Selamat datang di website E-PAPER PERPUSTAKAAN DPRRI.

Koleksi Perpustakaan DPR RI

Judul Bom Waktu Itu Bernama Sengketa Batas Wilayah
Tanggal 21 Juni 2025
Surat Kabar Kompas
Halaman -
Kata Kunci
AKD - Komisi II
Isi Artikel

Setelah rebutan kepemilikan empat pulau antara Aceh dan Sumut selesai, muncul sengketa batas wilayah di daerah lain.  Jika tak ditangani serius, bisa jadi bom waktu.

Oleh Dian Dewi Purnamasari

Panasnya sengketa kepemilikan empat pulau antara Provinsi Aceh dan Sumatera Utara baru saja reda. Namun, ternyata masalah itu hanya membuka kotak pandora kemunculan masalah serupa lainnya. Terbaru, Pulau Kawi-Kawia ternyata juga menjadi sengketa antara Sulawesi Tenggara dan Sulawesi Selatan sejak lama, lebih dari satu dekade terakhir.
* * *
* **Permintaan**: Tulis ulang bagian artikel sengketa batas wilayah, mulai dari "Panasnya sengketa kepemilikan" dan berakhir pada "satu dekade terakhir.". Ganti "Sulawesi Tenggara" dengan "Sultra".

[Catatan wilayah tata letak]
* * *
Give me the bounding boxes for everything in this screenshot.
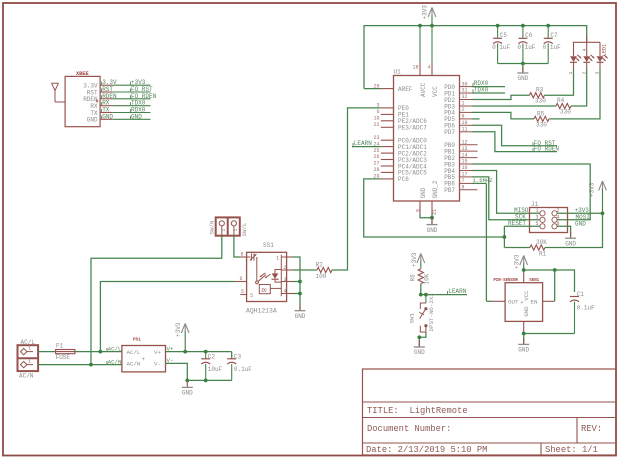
- svg-text:PS1: PS1: [133, 337, 141, 342]
- wire PD3 to R4: [472, 105, 556, 107]
- wire SS1 pin3 to ground rail: [293, 281, 300, 283]
- svg-text:C1: C1: [577, 291, 585, 298]
- U1 top pin numbers 18 4: [412, 65, 430, 71]
- svg-text:SW1: SW1: [409, 313, 416, 324]
- svg-text:V+: V+: [167, 345, 174, 352]
- wire net FO_RST at XBEE RST: [102, 86, 153, 93]
- svg-text:GND: GND: [523, 306, 530, 317]
- SEN1 pin stubs: [493, 270, 555, 334]
- svg-text:+: +: [142, 356, 146, 363]
- J1 pin numbers: [535, 208, 559, 227]
- junction SW1 ground: [417, 335, 421, 339]
- relay SS1 value AQH1213A: [246, 308, 277, 315]
- svg-text:GND: GND: [102, 113, 113, 120]
- svg-text:C6: C6: [525, 32, 533, 39]
- wire PD2 to R3: [472, 95, 530, 99]
- fuse F1: [56, 343, 75, 362]
- wire PD5 stub: [472, 118, 480, 120]
- svg-text:12: 12: [462, 139, 468, 145]
- U1 top pin names AVCC VCC: [420, 82, 439, 97]
- svg-text:C2: C2: [208, 353, 216, 360]
- svg-text:AC/N: AC/N: [19, 373, 34, 380]
- svg-text:1: 1: [233, 229, 239, 232]
- U1 left pin numbers: [373, 83, 379, 179]
- wire R4 to LED1-2: [571, 69, 587, 106]
- wire PIR GND rail: [524, 333, 575, 335]
- wire net 1.6MHZ at PB6: [472, 177, 493, 184]
- svg-text:17: 17: [462, 172, 468, 178]
- SW/N label: [209, 220, 216, 234]
- svg-text:C3: C3: [234, 353, 242, 360]
- svg-text:R4: R4: [557, 97, 565, 104]
- wire caps bottom rail: [498, 63, 549, 65]
- SS1 pin 8 stub: [240, 252, 247, 258]
- svg-text:SS1: SS1: [263, 242, 274, 249]
- wire fuse to PS1 AC/L: [75, 345, 122, 352]
- junction PIR GND: [522, 332, 526, 336]
- svg-text:V-: V-: [167, 357, 174, 364]
- XBEE pin names: [83, 83, 98, 124]
- connector AC/L AC/N block: [18, 345, 39, 371]
- wire R1 to +3V3: [545, 213, 603, 247]
- wire net FO_RDEN at XBEE RDEN: [102, 93, 157, 100]
- wire RESET label to J1 pin5: [504, 220, 540, 227]
- svg-text:PB7: PB7: [444, 187, 455, 194]
- svg-text:20: 20: [373, 83, 379, 89]
- svg-text:14: 14: [462, 152, 468, 158]
- svg-text:8: 8: [240, 252, 243, 258]
- svg-text:C7: C7: [550, 32, 558, 39]
- wire SS1 pin4 to ground rail: [293, 293, 300, 295]
- resistor R1 30K: [530, 239, 547, 257]
- svg-text:GND: GND: [182, 390, 193, 397]
- svg-text:+3V3: +3V3: [411, 252, 418, 267]
- svg-text:3: 3: [284, 277, 287, 283]
- svg-text:ZC: ZC: [261, 288, 267, 294]
- svg-text:R2: R2: [316, 262, 324, 269]
- wire SS1 pin2 to R2: [293, 269, 317, 271]
- junction SW1 stem: [424, 293, 428, 297]
- SEN1 pin names: [508, 290, 538, 317]
- svg-text:0.1uF: 0.1uF: [492, 44, 510, 51]
- junction PIR EN: [553, 268, 557, 272]
- XBEE pin stubs: [100, 85, 113, 119]
- power +3V3 symbol at R6: [411, 252, 425, 268]
- U1 top pin stubs: [420, 63, 432, 76]
- svg-text:31: 31: [462, 88, 468, 94]
- led LED1 element 2: [581, 42, 594, 74]
- XBEE origin cross: [96, 100, 99, 103]
- resistor R5: [534, 110, 549, 128]
- LED1 name label: [601, 44, 607, 56]
- ground under C6: [517, 67, 528, 83]
- ground under J1: [565, 232, 576, 248]
- svg-text:REV:: REV:: [581, 424, 602, 434]
- wire PC6 RESET to junction: [364, 179, 505, 248]
- svg-text:1: 1: [221, 229, 227, 232]
- svg-text:GND: GND: [427, 227, 438, 234]
- SS1 pin 6 stub: [234, 276, 247, 282]
- power +3V3 symbol at J1: [589, 181, 607, 213]
- wire net LEARN at PC1: [352, 140, 381, 147]
- svg-text:Document Number:: Document Number:: [367, 424, 451, 434]
- svg-text:RESET: RESET: [508, 220, 526, 227]
- svg-text:GND: GND: [575, 220, 586, 227]
- wire R6 to LEARN: [420, 284, 422, 295]
- svg-text:FUSE: FUSE: [56, 354, 71, 361]
- wire SW/N to AC/N: [91, 236, 222, 364]
- wire SS1 pin6 to AC/L: [100, 282, 234, 352]
- wire net FO_RDEN from PD7: [472, 132, 559, 153]
- svg-text:GND: GND: [131, 113, 142, 120]
- svg-text:1.6MHZ: 1.6MHZ: [473, 177, 494, 184]
- junction V+ arrow: [183, 350, 187, 354]
- svg-text:26: 26: [373, 154, 379, 160]
- svg-text:10K: 10K: [423, 273, 430, 284]
- junction R6 LEARN: [419, 293, 423, 297]
- svg-text:+3V3: +3V3: [514, 254, 521, 269]
- svg-text:C5: C5: [500, 32, 508, 39]
- antenna of XBEE: [52, 83, 66, 102]
- svg-text:F1: F1: [56, 343, 64, 350]
- svg-text:10uF: 10uF: [208, 366, 223, 373]
- svg-text:GND: GND: [517, 75, 528, 82]
- AC/N label: [19, 373, 34, 380]
- pir sensor SEN1 body: [505, 283, 542, 322]
- resistor R4: [556, 97, 571, 115]
- SW1 value DPST-NO-2X3: [428, 293, 435, 332]
- connector SW/N SW/L block: [216, 217, 240, 235]
- wire AVCC to rail: [419, 26, 421, 63]
- U1 right pin numbers: [462, 81, 468, 190]
- svg-text:+3V3: +3V3: [575, 207, 590, 214]
- wire R2 to PE0: [332, 108, 381, 270]
- svg-text:25: 25: [373, 148, 379, 154]
- xbee module XBEE: [65, 71, 100, 127]
- svg-text:EN: EN: [531, 299, 538, 306]
- junction AC/N SW/N: [89, 363, 93, 367]
- SS1 right stubs: [287, 257, 293, 294]
- led LED1 common anode rail: [573, 36, 600, 42]
- svg-text:28: 28: [373, 167, 379, 173]
- junction on +3V3 rail at VCC: [430, 24, 434, 28]
- capacitor C2 10uF: [201, 352, 222, 381]
- wire U1 GND pins to ground: [420, 214, 432, 225]
- svg-text:AQH1213A: AQH1213A: [246, 308, 277, 315]
- junction AC/L SS1 feed: [99, 350, 103, 354]
- junction PIR VCC: [522, 268, 526, 272]
- junction V- ground: [185, 379, 189, 383]
- junction V+ C2: [204, 350, 208, 354]
- U1 right pin stubs: [460, 87, 478, 190]
- svg-text:GND: GND: [414, 349, 425, 356]
- svg-text:AC/L: AC/L: [108, 345, 122, 352]
- svg-text:1: 1: [462, 101, 465, 107]
- svg-text:SW/N: SW/N: [209, 220, 216, 234]
- svg-text:AC/N: AC/N: [127, 361, 141, 368]
- wire AC/N to PS1: [38, 358, 122, 365]
- wire net +3V3 at J1 pin2: [557, 207, 602, 214]
- capacitor C6 0.1uF: [517, 26, 535, 64]
- svg-text:3: 3: [535, 214, 538, 220]
- wire PB5 to J1 SCK: [472, 177, 540, 220]
- svg-text:U1: U1: [394, 69, 402, 76]
- svg-text:SW/L: SW/L: [241, 222, 248, 236]
- svg-text:LEARN: LEARN: [448, 288, 466, 295]
- J1 pin circles: [540, 211, 557, 229]
- wire SW1 to ground: [419, 332, 426, 347]
- switch SW1 tactile: [419, 295, 427, 332]
- wire PB6 to PIR OUT: [485, 183, 487, 301]
- svg-text:1: 1: [276, 256, 279, 262]
- wire PIR OUT: [486, 300, 492, 302]
- svg-text:6: 6: [239, 276, 242, 282]
- svg-text:Date: 2/13/2019 5:10 PM: Date: 2/13/2019 5:10 PM: [366, 445, 487, 455]
- svg-text:GND_2: GND_2: [432, 180, 439, 198]
- svg-text:AC/L: AC/L: [21, 339, 36, 346]
- wire net TDX0 at PD1: [472, 87, 505, 94]
- wire net LEARN at SW1: [421, 288, 467, 295]
- PIR-SENSOR name label: [493, 279, 518, 283]
- svg-text:DPST-NO-2X3: DPST-NO-2X3: [428, 293, 435, 332]
- wire AC/L to fuse: [38, 351, 56, 353]
- svg-text:+3V3: +3V3: [175, 322, 182, 337]
- capacitor C7 0.1uF: [543, 26, 561, 64]
- power module PS1: [122, 337, 166, 372]
- ground under SS1: [295, 304, 306, 320]
- svg-text:5: 5: [415, 209, 421, 212]
- SW1 label: [409, 313, 416, 324]
- power +3V3 symbol top: [422, 5, 436, 26]
- wire V+ to C3: [231, 352, 233, 359]
- junction SS1 pin3: [298, 280, 302, 284]
- svg-text:30: 30: [462, 81, 468, 87]
- svg-text:VCC: VCC: [523, 290, 530, 301]
- svg-text:2: 2: [462, 107, 465, 113]
- svg-text:8: 8: [462, 185, 465, 191]
- AC/L label: [21, 339, 36, 346]
- svg-text:7: 7: [462, 178, 465, 184]
- svg-text:10: 10: [462, 120, 468, 126]
- wire net TDX0 at XBEE RX: [102, 100, 151, 107]
- wire SS1 pin1 to ground rail: [293, 257, 300, 310]
- svg-text:23: 23: [373, 135, 379, 141]
- svg-text:GND: GND: [420, 187, 427, 198]
- capacitor C5 0.1uF: [492, 26, 510, 64]
- wire net GND at J1 pin6: [557, 220, 586, 238]
- wire EN to +3V3: [554, 270, 556, 301]
- svg-text:FO_RDEN: FO_RDEN: [534, 146, 560, 153]
- svg-text:1: 1: [535, 208, 538, 214]
- junction on +3V3 rail at C7: [546, 24, 550, 28]
- svg-text:R3: R3: [536, 86, 544, 93]
- svg-text:+3V3: +3V3: [422, 5, 429, 20]
- wire +3V3 rail at PIR: [524, 270, 575, 292]
- junction on +3V3 rail at C5: [496, 24, 500, 28]
- svg-text:5: 5: [250, 293, 253, 299]
- svg-text:330: 330: [560, 109, 571, 116]
- SS1 internal circuit: [247, 253, 287, 296]
- junction U1 ground: [430, 216, 434, 220]
- wire SW/L to SS1 pin8: [234, 236, 240, 257]
- svg-text:OUT: OUT: [508, 299, 519, 306]
- ground under SEN1: [518, 338, 529, 354]
- connector J1 body: [530, 208, 568, 233]
- relay SS1 label: [263, 242, 274, 249]
- ground under U1: [427, 218, 438, 234]
- svg-text:27: 27: [373, 161, 379, 167]
- svg-text:AREF: AREF: [398, 86, 413, 93]
- svg-text:GND: GND: [295, 313, 306, 320]
- svg-text:4: 4: [427, 65, 430, 71]
- svg-text:100: 100: [316, 273, 327, 280]
- U1 bottom pin stubs: [420, 201, 432, 214]
- svg-text:AVCC: AVCC: [420, 82, 427, 97]
- svg-text:VCC: VCC: [432, 86, 439, 97]
- wire net +3V3 at XBEE 3.3V: [102, 79, 151, 86]
- svg-text:PE3/ADC7: PE3/ADC7: [398, 125, 427, 132]
- svg-text:AC/L: AC/L: [127, 349, 141, 356]
- junction C2 ground: [204, 379, 208, 383]
- SEN1 refdes label: [529, 279, 539, 283]
- svg-text:1: 1: [28, 358, 31, 364]
- svg-text:AC/N: AC/N: [108, 358, 122, 365]
- power +3V3 symbol at PS1: [175, 322, 189, 351]
- svg-text:0.1uF: 0.1uF: [234, 366, 252, 373]
- junction on +3V3 rail at AVCC: [418, 24, 422, 28]
- svg-text:0.1uF: 0.1uF: [517, 44, 535, 51]
- svg-text:0.1uF: 0.1uF: [543, 44, 561, 51]
- power +3V3 symbol at PIR: [514, 254, 528, 270]
- connector J1 label: [531, 201, 539, 208]
- SS1 pin 5 stub: [240, 289, 253, 299]
- junction RESET R1: [503, 235, 507, 239]
- wire PB4 to J1 MISO: [472, 171, 540, 214]
- svg-text:Sheet: 1/1: Sheet: 1/1: [545, 445, 598, 455]
- U1 bottom pin names GND GND_2: [420, 180, 439, 198]
- svg-text:0.1uF: 0.1uF: [577, 305, 595, 312]
- svg-text:GND: GND: [565, 240, 576, 247]
- U1 left pin names: [398, 86, 427, 183]
- ic U1 body: [394, 76, 460, 202]
- relay SS1 body: [247, 252, 287, 301]
- svg-text:V-: V-: [154, 361, 161, 368]
- SW/L label: [241, 222, 248, 236]
- wire PIR GND stem: [523, 334, 525, 345]
- svg-text:330: 330: [536, 121, 547, 128]
- svg-text:V+: V+: [154, 349, 161, 356]
- svg-text:GND: GND: [518, 347, 529, 354]
- svg-text:15: 15: [462, 159, 468, 165]
- svg-text:22: 22: [373, 122, 379, 128]
- U1 bottom pin numbers 5 21: [415, 209, 438, 215]
- svg-text:11: 11: [462, 127, 468, 133]
- U1 right pin names: [444, 84, 455, 194]
- led LED1 element 3: [595, 42, 608, 74]
- wire net RDX0 at XBEE TX: [102, 107, 151, 114]
- wire net V+ from PS1: [166, 345, 232, 352]
- wire net RDX0 at PD0: [472, 80, 505, 87]
- svg-text:TDX0: TDX0: [474, 87, 489, 94]
- ground under PS1: [182, 381, 193, 397]
- LED1 pin number 4: [582, 48, 588, 51]
- svg-text:5: 5: [241, 289, 244, 295]
- svg-text:1: 1: [28, 345, 31, 351]
- wire R3 to LED1-1: [545, 69, 574, 95]
- U1 left pin stubs: [381, 89, 394, 179]
- junction SS1 pin4: [298, 292, 302, 296]
- wire PD4 to R5: [472, 112, 534, 119]
- SS1 right pin numbers: [276, 256, 287, 295]
- wire R1 left: [504, 247, 530, 249]
- svg-text:LEARN: LEARN: [354, 140, 372, 147]
- svg-text:LightRemote: LightRemote: [410, 406, 468, 416]
- svg-text:30K: 30K: [536, 239, 547, 246]
- wire caps to ground: [522, 64, 524, 74]
- resistor R2 100: [316, 262, 333, 280]
- svg-text:TITLE:: TITLE:: [367, 406, 399, 416]
- wire PB3 to J1 MOSI: [472, 164, 590, 221]
- ground under SW1: [414, 341, 425, 357]
- capacitor C1 0.1uF: [570, 291, 595, 333]
- svg-text:16: 16: [462, 165, 468, 171]
- wire +3V3 top rail: [364, 26, 587, 89]
- junction +3V3 J1: [601, 211, 605, 215]
- wire AREF to rail: [364, 88, 381, 90]
- junction on +3V3 rail at C6: [521, 24, 525, 28]
- svg-text:9: 9: [462, 114, 465, 120]
- svg-text:330: 330: [535, 98, 546, 105]
- svg-text:21: 21: [432, 209, 438, 215]
- svg-text:4: 4: [557, 214, 560, 220]
- svg-text:13: 13: [462, 146, 468, 152]
- led LED1 element 1: [568, 42, 581, 74]
- resistor R6 10K: [410, 269, 431, 285]
- capacitor C3 0.1uF: [227, 353, 252, 380]
- wire VCC to rail: [431, 26, 433, 63]
- svg-text:R5: R5: [537, 110, 545, 117]
- svg-text:32: 32: [462, 94, 468, 100]
- title block: [363, 369, 617, 455]
- wire net FO_RST from PD6: [472, 125, 557, 147]
- svg-text:R1: R1: [539, 251, 547, 258]
- wire net V- from PS1: [166, 357, 188, 380]
- svg-text:+3V3: +3V3: [589, 182, 596, 197]
- wire +3V3 rail to LED1 anode: [586, 41, 588, 43]
- svg-text:LED1: LED1: [601, 44, 607, 56]
- junction caps bottom: [521, 62, 525, 66]
- svg-text:GND: GND: [87, 117, 98, 124]
- svg-text:R6: R6: [410, 274, 417, 282]
- resistor R3: [530, 86, 547, 104]
- svg-text:PC6: PC6: [398, 176, 409, 183]
- op-amp U1 label: [394, 69, 402, 76]
- wire R5 to LED1-3: [549, 69, 600, 119]
- wire ground rail under PSU: [187, 379, 231, 381]
- svg-text:19: 19: [373, 116, 379, 122]
- svg-text:6: 6: [376, 109, 379, 115]
- svg-text:18: 18: [412, 65, 418, 71]
- svg-text:PD7: PD7: [444, 129, 455, 136]
- svg-text:XBEE: XBEE: [76, 71, 89, 77]
- wire net GND at XBEE GND: [102, 113, 151, 120]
* * *
* **Hasil Tugas**:
Panasnya sengketa kepemilikan empat pulau antara Provinsi Aceh dan Sumatera Utara baru saja reda. Namun, ternyata masalah itu hanya membuka kotak pandora kemunculan masalah serupa lainnya. Terbaru, Pulau Kawi-Kawia ternyata juga menjadi sengketa antara Sultra dan Sulawesi Selatan sejak lama, lebih dari satu dekade terakhir.